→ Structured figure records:
------------------------

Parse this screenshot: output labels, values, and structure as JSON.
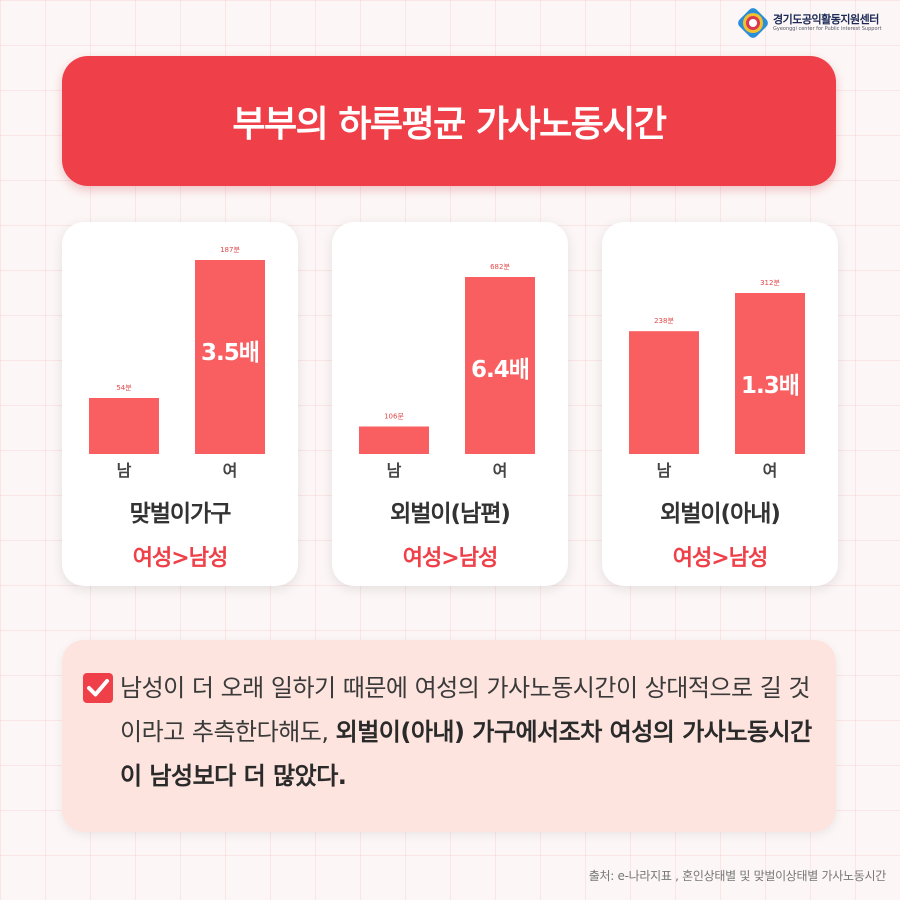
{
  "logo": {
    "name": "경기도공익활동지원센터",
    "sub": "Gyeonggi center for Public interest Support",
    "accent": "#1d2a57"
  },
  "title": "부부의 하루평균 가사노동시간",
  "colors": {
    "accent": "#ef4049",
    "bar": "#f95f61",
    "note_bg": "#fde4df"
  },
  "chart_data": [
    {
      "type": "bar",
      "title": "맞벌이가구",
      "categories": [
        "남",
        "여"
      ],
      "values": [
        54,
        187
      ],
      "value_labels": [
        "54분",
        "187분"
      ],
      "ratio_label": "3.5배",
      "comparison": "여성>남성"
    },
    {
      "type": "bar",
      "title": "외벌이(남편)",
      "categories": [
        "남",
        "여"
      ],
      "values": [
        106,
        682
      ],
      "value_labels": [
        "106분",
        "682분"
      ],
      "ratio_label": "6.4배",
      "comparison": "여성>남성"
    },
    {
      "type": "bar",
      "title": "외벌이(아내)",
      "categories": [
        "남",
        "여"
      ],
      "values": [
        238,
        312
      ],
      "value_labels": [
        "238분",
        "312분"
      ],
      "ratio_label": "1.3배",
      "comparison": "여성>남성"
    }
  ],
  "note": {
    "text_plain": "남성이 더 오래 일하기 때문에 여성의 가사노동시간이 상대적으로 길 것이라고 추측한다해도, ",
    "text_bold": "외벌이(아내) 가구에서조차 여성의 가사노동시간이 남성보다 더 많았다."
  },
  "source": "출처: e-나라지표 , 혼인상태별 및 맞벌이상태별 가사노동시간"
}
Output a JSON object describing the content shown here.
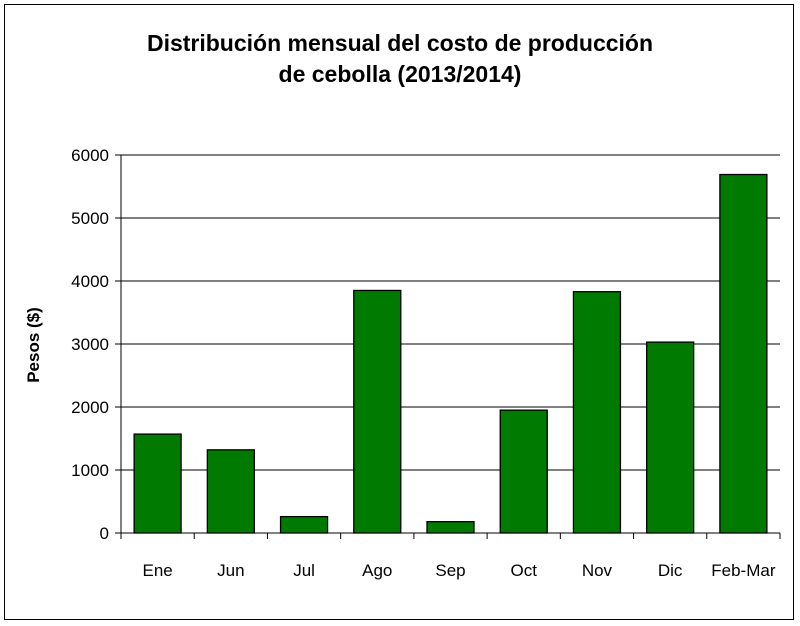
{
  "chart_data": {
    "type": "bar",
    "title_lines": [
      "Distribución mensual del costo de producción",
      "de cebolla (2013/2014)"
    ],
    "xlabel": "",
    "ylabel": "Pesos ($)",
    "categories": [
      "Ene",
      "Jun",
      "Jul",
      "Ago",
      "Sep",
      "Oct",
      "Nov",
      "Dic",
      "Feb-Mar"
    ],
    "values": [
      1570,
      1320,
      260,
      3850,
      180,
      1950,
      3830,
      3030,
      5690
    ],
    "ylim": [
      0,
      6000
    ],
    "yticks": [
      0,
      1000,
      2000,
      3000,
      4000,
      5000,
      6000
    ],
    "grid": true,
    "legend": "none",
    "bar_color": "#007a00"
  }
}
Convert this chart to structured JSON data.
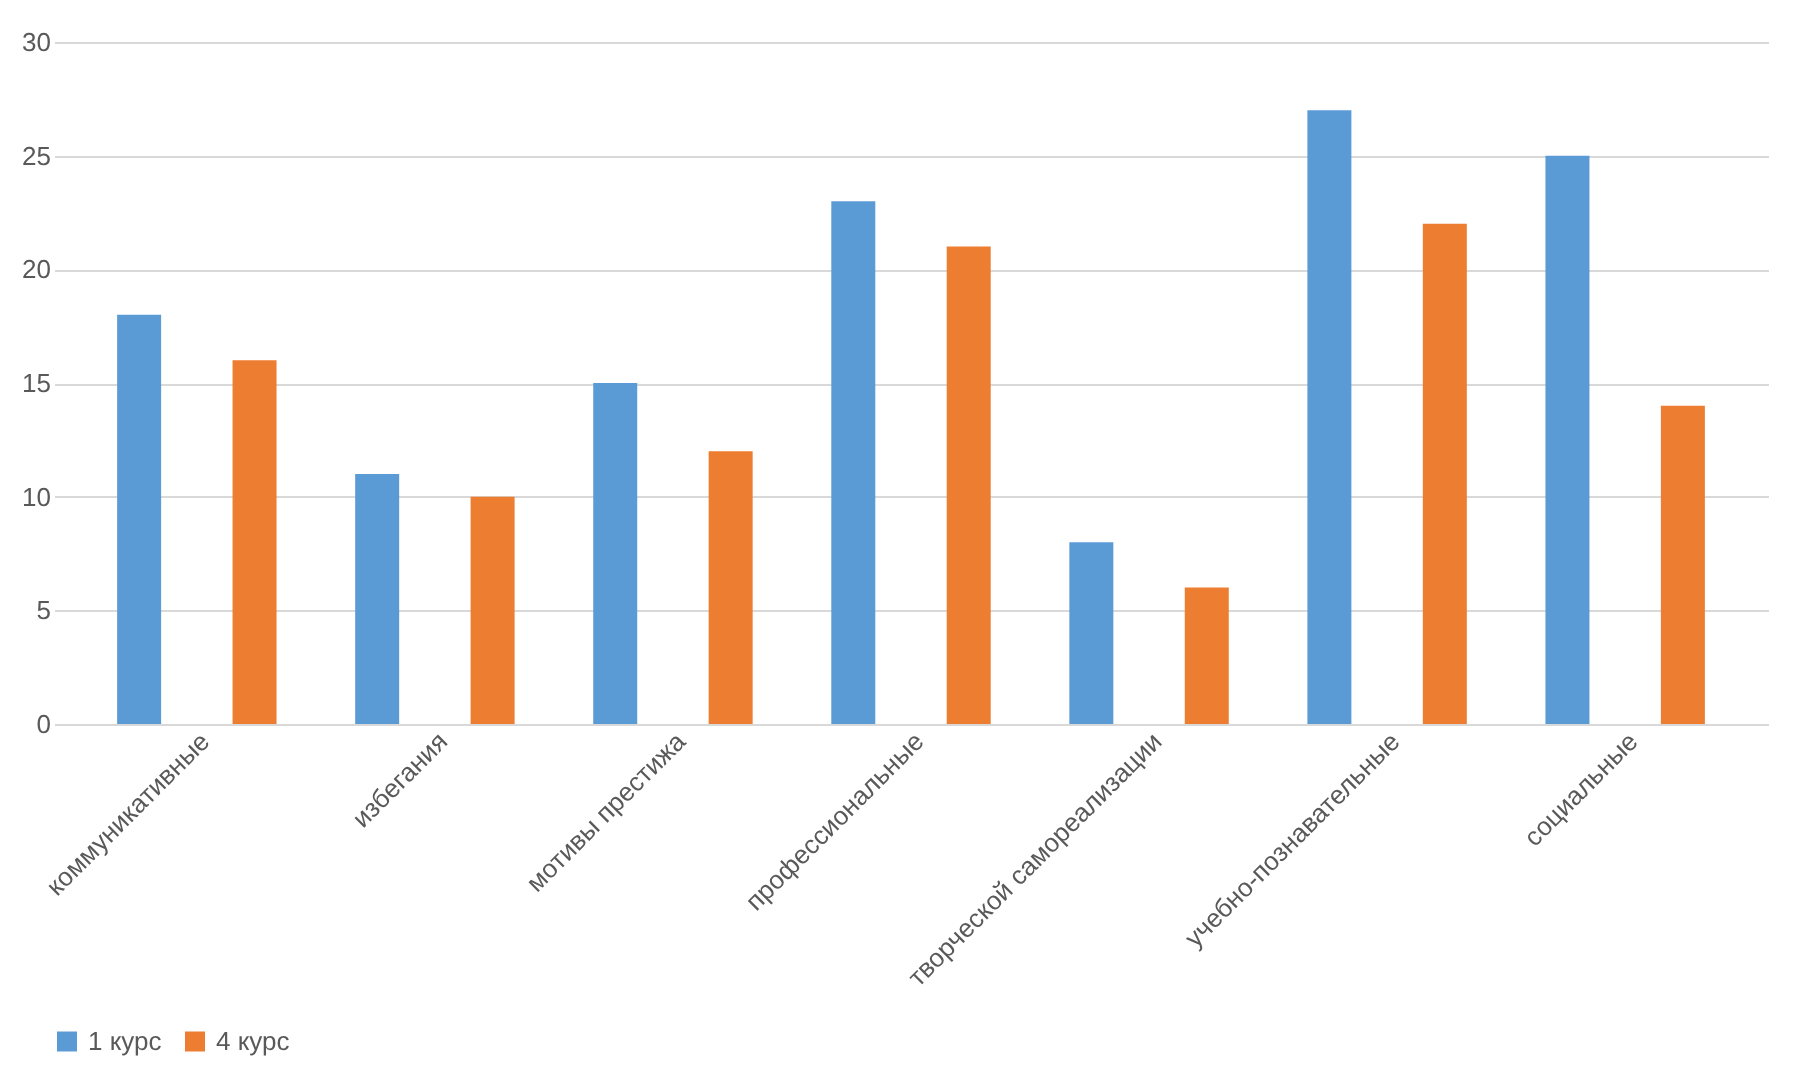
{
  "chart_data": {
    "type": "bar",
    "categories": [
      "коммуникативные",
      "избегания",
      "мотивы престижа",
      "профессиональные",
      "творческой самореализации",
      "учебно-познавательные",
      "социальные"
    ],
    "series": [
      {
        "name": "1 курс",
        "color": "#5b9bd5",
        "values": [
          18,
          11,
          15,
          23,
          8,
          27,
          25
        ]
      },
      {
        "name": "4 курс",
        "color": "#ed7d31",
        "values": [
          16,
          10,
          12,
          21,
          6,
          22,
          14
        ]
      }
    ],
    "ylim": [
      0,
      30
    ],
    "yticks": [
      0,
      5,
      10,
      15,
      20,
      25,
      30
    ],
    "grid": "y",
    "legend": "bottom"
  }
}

------------------------

→ GIVEN REQUEST:
Write out the whole listing exactly, and drop the pictures.

→ TASK SOLUTION:
Parse this screenshot: output labels, values, and structure as JSON.
{
  "logo": {
    "name": "경기도공익활동지원센터",
    "sub": "Gyeonggi center for Public interest Support",
    "accent": "#1d2a57"
  },
  "title": "부부의 하루평균 가사노동시간",
  "colors": {
    "accent": "#ef4049",
    "bar": "#f95f61",
    "note_bg": "#fde4df"
  },
  "chart_data": [
    {
      "type": "bar",
      "title": "맞벌이가구",
      "categories": [
        "남",
        "여"
      ],
      "values": [
        54,
        187
      ],
      "value_labels": [
        "54분",
        "187분"
      ],
      "ratio_label": "3.5배",
      "comparison": "여성>남성"
    },
    {
      "type": "bar",
      "title": "외벌이(남편)",
      "categories": [
        "남",
        "여"
      ],
      "values": [
        106,
        682
      ],
      "value_labels": [
        "106분",
        "682분"
      ],
      "ratio_label": "6.4배",
      "comparison": "여성>남성"
    },
    {
      "type": "bar",
      "title": "외벌이(아내)",
      "categories": [
        "남",
        "여"
      ],
      "values": [
        238,
        312
      ],
      "value_labels": [
        "238분",
        "312분"
      ],
      "ratio_label": "1.3배",
      "comparison": "여성>남성"
    }
  ],
  "note": {
    "text_plain": "남성이 더 오래 일하기 때문에 여성의 가사노동시간이 상대적으로 길 것이라고 추측한다해도, ",
    "text_bold": "외벌이(아내) 가구에서조차 여성의 가사노동시간이 남성보다 더 많았다."
  },
  "source": "출처: e-나라지표 , 혼인상태별 및 맞벌이상태별 가사노동시간"
}
Output a JSON object describing the content shown here.
{
  "chart_data": {
    "type": "bar",
    "title_lines": [
      "Distribución mensual del costo de producción",
      "de cebolla (2013/2014)"
    ],
    "xlabel": "",
    "ylabel": "Pesos ($)",
    "categories": [
      "Ene",
      "Jun",
      "Jul",
      "Ago",
      "Sep",
      "Oct",
      "Nov",
      "Dic",
      "Feb-Mar"
    ],
    "values": [
      1570,
      1320,
      260,
      3850,
      180,
      1950,
      3830,
      3030,
      5690
    ],
    "ylim": [
      0,
      6000
    ],
    "yticks": [
      0,
      1000,
      2000,
      3000,
      4000,
      5000,
      6000
    ],
    "grid": true,
    "legend": "none",
    "bar_color": "#007a00"
  }
}
Convert this chart to structured JSON data.
{
  "chart_data": {
    "type": "bar",
    "categories": [
      "коммуникативные",
      "избегания",
      "мотивы престижа",
      "профессиональные",
      "творческой самореализации",
      "учебно-познавательные",
      "социальные"
    ],
    "series": [
      {
        "name": "1 курс",
        "color": "#5b9bd5",
        "values": [
          18,
          11,
          15,
          23,
          8,
          27,
          25
        ]
      },
      {
        "name": "4 курс",
        "color": "#ed7d31",
        "values": [
          16,
          10,
          12,
          21,
          6,
          22,
          14
        ]
      }
    ],
    "ylim": [
      0,
      30
    ],
    "yticks": [
      0,
      5,
      10,
      15,
      20,
      25,
      30
    ],
    "grid": "y",
    "legend": "bottom"
  }
}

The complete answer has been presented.